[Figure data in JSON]
———

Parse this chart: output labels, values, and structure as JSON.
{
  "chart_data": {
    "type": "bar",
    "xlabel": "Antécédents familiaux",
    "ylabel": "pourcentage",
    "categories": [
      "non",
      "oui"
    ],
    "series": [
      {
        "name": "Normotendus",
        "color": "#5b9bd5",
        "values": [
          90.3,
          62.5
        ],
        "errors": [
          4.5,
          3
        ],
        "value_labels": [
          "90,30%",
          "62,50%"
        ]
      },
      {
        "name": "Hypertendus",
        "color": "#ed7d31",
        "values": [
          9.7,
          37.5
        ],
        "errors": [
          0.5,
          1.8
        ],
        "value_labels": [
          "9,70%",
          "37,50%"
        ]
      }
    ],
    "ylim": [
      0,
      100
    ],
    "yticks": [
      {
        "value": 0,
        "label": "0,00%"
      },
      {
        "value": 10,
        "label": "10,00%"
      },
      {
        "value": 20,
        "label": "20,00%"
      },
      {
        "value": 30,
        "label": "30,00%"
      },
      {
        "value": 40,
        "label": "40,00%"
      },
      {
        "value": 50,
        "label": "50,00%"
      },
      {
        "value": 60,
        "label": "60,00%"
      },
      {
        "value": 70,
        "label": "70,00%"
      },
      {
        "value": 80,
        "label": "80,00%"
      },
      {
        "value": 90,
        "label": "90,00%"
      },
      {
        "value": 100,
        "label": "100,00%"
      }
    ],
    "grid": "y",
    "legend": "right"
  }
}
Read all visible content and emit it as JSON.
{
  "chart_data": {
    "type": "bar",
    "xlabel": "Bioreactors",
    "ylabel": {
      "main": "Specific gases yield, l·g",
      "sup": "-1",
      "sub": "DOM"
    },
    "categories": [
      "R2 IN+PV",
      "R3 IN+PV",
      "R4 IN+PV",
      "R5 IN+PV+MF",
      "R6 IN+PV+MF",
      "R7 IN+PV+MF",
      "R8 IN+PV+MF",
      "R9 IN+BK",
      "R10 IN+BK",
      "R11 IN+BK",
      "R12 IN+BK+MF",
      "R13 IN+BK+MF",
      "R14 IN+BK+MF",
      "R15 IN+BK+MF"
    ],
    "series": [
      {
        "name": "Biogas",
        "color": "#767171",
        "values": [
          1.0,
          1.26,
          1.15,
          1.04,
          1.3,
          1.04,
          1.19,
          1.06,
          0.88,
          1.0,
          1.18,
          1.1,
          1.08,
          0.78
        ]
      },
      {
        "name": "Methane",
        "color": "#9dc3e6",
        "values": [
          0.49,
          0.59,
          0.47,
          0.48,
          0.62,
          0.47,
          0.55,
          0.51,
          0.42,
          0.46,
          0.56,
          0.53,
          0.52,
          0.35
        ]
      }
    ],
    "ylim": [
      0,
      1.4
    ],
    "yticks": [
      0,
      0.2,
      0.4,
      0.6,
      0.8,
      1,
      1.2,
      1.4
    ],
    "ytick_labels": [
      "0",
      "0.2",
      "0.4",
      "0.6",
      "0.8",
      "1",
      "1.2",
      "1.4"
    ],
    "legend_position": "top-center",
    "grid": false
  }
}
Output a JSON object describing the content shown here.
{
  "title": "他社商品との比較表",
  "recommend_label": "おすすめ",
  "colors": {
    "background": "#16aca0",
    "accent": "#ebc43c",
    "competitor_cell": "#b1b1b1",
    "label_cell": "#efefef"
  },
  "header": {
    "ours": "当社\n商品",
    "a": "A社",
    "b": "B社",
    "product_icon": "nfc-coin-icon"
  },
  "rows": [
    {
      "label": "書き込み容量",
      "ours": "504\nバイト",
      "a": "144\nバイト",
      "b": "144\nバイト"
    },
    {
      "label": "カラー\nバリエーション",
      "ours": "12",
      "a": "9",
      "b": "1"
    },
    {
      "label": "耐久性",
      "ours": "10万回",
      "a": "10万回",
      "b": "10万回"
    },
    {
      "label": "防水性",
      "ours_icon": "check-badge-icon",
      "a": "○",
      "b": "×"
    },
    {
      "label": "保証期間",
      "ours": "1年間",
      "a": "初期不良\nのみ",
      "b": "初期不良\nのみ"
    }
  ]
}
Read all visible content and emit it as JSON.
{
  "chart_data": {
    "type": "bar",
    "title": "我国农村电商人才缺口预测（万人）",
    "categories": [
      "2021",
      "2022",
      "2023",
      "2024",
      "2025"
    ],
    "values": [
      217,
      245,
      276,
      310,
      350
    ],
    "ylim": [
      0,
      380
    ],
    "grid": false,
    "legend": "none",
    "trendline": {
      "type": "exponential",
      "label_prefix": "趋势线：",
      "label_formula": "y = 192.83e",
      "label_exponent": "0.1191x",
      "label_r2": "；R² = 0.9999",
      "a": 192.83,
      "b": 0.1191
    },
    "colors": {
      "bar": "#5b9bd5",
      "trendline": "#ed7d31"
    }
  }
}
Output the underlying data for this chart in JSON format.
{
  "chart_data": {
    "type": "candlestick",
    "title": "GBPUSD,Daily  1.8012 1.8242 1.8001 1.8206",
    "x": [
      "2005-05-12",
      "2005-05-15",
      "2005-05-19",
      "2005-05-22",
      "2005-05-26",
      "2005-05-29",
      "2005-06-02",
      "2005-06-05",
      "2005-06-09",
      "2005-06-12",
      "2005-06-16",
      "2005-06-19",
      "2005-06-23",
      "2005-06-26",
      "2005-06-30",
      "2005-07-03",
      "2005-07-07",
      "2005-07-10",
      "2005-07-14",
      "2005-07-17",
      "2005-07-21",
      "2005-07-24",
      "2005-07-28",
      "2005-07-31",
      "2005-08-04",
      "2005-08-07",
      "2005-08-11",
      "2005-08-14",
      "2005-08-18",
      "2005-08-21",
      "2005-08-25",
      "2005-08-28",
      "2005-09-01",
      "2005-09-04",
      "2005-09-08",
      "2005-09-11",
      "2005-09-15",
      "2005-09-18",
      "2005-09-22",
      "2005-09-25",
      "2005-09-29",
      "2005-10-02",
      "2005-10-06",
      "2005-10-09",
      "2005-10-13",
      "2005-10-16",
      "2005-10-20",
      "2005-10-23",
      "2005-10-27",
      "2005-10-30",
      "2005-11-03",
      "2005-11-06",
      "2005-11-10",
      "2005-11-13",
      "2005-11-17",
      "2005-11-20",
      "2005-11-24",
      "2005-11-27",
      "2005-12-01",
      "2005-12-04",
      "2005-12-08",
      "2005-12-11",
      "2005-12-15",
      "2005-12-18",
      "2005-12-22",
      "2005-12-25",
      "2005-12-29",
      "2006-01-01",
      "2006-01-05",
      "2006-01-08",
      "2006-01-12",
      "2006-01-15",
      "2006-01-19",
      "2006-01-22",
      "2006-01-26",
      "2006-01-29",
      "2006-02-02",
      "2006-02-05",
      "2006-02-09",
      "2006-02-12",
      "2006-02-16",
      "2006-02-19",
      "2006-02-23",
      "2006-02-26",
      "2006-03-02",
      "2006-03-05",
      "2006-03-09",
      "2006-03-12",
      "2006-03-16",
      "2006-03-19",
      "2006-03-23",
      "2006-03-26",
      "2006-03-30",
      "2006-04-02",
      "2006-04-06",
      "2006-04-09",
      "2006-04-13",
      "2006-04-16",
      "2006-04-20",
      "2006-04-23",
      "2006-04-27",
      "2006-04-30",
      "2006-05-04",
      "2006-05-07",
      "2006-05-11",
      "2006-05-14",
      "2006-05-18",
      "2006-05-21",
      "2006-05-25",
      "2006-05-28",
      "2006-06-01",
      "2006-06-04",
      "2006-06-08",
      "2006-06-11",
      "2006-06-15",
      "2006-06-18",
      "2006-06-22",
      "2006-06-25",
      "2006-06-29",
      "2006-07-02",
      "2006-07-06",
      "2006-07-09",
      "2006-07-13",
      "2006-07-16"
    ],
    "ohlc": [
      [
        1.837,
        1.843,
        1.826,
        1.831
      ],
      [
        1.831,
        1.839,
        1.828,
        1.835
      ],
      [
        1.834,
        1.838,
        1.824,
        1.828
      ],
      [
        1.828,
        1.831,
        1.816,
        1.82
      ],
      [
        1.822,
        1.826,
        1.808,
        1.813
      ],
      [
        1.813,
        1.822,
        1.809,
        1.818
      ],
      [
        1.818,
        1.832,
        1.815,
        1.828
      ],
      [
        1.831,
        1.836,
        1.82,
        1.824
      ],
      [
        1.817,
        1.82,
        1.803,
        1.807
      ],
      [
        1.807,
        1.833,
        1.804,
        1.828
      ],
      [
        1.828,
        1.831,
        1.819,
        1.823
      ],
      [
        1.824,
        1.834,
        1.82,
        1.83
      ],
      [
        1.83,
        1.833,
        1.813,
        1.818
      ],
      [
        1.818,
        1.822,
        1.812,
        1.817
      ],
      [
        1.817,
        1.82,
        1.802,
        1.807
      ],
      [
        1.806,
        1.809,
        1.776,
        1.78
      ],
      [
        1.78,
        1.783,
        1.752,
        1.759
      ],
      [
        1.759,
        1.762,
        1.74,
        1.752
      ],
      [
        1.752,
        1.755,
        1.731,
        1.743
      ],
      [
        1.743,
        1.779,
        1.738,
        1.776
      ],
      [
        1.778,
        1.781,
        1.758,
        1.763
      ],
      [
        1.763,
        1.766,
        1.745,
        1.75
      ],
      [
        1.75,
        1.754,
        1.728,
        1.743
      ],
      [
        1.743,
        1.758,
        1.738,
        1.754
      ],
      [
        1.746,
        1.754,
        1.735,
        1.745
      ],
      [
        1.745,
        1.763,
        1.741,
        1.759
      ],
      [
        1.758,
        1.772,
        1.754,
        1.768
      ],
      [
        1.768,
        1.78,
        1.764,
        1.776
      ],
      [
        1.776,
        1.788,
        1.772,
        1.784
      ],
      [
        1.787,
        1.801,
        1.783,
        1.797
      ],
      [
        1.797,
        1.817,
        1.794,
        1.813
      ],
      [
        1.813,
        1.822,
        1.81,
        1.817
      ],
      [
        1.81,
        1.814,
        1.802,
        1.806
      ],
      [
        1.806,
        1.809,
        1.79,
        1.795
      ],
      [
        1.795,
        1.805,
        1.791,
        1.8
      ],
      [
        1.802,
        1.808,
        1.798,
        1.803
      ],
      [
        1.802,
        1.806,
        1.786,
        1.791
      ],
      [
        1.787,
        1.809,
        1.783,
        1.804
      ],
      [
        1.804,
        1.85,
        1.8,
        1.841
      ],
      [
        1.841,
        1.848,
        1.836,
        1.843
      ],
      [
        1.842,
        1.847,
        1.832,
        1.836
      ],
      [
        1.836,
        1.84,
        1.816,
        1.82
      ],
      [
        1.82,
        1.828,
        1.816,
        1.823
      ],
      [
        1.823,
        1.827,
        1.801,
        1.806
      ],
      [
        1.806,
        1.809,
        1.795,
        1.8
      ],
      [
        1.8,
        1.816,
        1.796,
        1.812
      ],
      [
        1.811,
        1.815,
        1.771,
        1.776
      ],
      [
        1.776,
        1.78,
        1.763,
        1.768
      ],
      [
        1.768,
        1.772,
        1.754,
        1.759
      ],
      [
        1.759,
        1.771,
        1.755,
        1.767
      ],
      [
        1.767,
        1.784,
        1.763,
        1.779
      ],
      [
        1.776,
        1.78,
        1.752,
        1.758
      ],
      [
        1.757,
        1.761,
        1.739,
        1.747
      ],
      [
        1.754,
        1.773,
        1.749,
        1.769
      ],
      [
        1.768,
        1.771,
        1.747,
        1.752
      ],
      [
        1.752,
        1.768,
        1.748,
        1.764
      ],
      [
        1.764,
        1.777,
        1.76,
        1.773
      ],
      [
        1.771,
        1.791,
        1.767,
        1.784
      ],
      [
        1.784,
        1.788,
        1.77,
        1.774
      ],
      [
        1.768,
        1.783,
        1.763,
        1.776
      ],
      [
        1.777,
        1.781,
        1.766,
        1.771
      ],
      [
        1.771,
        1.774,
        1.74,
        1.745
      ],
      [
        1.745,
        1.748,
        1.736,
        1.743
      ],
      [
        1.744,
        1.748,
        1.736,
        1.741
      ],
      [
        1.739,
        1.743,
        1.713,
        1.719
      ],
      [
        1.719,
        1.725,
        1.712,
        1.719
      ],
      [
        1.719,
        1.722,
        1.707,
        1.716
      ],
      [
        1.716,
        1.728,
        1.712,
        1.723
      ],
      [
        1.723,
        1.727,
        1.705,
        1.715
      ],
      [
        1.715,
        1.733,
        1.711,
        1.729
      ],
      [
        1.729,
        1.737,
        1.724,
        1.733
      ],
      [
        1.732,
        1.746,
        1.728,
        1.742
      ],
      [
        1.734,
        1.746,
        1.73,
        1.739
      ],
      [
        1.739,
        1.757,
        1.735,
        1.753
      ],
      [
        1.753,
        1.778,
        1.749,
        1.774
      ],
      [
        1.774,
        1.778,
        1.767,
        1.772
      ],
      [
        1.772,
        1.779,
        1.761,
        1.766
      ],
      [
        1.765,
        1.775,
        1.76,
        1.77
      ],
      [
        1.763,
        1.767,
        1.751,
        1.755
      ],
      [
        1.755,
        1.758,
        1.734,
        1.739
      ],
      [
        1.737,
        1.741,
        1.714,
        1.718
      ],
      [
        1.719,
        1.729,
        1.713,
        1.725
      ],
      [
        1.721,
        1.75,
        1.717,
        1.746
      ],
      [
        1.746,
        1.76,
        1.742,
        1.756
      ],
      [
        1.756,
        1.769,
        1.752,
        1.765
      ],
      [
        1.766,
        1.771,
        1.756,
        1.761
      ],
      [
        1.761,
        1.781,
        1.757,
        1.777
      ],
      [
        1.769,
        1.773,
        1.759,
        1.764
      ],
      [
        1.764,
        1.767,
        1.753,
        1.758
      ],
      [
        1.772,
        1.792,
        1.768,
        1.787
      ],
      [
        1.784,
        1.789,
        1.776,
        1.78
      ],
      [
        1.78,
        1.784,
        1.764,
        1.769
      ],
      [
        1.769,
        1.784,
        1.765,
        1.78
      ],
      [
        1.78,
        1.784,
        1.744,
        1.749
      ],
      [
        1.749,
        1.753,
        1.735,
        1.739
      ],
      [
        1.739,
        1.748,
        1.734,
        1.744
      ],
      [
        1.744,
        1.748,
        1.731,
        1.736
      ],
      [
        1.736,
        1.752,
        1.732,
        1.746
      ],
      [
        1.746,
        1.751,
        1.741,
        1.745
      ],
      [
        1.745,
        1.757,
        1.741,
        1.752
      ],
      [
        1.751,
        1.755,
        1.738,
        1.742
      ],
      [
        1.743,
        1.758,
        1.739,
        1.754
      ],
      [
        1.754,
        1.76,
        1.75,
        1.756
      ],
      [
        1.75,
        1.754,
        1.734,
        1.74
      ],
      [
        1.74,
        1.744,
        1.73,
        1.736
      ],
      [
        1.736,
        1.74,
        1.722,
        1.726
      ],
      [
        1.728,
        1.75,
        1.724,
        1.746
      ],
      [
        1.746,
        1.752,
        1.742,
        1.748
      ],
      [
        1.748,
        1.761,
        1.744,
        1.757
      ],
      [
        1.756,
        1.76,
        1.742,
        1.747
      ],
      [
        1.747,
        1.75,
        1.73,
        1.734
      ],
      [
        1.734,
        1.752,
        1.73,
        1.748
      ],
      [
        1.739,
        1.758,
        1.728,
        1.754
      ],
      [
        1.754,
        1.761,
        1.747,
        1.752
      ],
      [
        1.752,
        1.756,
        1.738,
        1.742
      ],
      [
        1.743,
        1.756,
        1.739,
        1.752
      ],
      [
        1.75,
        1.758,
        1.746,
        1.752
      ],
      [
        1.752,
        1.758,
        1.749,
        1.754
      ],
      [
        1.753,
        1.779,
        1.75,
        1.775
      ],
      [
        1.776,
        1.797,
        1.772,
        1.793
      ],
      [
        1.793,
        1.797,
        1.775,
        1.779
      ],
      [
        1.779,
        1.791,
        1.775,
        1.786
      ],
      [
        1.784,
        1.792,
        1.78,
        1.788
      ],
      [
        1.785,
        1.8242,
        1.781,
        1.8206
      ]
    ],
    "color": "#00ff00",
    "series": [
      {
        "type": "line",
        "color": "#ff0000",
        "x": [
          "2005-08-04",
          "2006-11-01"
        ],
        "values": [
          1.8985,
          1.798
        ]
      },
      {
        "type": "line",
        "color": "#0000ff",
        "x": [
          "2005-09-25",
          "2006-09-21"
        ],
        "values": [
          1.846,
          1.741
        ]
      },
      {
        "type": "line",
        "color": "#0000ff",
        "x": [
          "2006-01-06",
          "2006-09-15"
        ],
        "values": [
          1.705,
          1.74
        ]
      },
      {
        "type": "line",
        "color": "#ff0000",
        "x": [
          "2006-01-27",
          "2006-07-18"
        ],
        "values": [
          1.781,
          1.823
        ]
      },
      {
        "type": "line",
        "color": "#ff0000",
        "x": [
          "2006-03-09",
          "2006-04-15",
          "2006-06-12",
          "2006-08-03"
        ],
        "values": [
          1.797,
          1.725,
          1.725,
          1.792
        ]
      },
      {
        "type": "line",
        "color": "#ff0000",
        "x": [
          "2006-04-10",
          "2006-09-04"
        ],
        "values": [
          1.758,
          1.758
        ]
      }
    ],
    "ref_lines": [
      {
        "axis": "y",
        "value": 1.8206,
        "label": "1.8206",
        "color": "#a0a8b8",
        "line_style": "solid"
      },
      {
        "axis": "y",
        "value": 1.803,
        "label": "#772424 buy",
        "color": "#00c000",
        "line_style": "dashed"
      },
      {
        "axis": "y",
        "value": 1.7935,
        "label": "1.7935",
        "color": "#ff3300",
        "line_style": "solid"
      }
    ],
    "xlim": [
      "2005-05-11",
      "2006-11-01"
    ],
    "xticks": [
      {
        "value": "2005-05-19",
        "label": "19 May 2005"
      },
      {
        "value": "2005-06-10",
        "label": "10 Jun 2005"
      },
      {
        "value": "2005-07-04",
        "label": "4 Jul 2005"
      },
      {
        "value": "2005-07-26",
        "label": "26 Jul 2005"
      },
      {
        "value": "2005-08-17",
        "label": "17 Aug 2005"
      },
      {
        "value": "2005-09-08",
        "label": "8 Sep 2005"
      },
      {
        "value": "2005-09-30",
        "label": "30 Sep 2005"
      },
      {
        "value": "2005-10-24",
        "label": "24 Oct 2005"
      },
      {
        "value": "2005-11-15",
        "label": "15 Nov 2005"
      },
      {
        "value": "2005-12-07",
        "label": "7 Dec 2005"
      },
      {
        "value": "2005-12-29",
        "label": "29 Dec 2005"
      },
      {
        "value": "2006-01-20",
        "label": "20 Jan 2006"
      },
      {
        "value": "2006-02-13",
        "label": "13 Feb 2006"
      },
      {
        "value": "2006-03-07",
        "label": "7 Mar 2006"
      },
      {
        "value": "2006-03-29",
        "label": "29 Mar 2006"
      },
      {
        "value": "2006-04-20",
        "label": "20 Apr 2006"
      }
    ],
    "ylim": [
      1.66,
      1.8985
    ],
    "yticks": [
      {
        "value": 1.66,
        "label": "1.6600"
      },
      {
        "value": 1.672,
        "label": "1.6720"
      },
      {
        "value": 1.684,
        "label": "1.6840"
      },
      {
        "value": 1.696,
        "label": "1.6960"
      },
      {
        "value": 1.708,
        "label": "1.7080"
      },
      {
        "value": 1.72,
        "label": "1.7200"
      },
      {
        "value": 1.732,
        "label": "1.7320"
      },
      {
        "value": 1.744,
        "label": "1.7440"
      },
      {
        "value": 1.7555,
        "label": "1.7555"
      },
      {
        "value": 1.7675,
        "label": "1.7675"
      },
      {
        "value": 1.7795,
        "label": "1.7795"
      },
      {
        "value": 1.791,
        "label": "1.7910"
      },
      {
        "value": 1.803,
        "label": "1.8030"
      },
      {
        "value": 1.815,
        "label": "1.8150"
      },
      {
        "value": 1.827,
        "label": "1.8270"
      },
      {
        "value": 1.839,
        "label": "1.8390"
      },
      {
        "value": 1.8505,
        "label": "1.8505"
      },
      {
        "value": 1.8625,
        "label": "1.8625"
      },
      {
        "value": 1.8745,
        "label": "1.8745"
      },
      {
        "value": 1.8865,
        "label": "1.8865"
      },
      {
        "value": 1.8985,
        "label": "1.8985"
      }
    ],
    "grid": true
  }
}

———

• Goal:
Select all lines in the listing that include the word "title".

• Finished exercise:
  "title": "他社商品との比較表",
    "title": "我国农村电商人才缺口预测（万人）",
    "title": "GBPUSD,Daily  1.8012 1.8242 1.8001 1.8206",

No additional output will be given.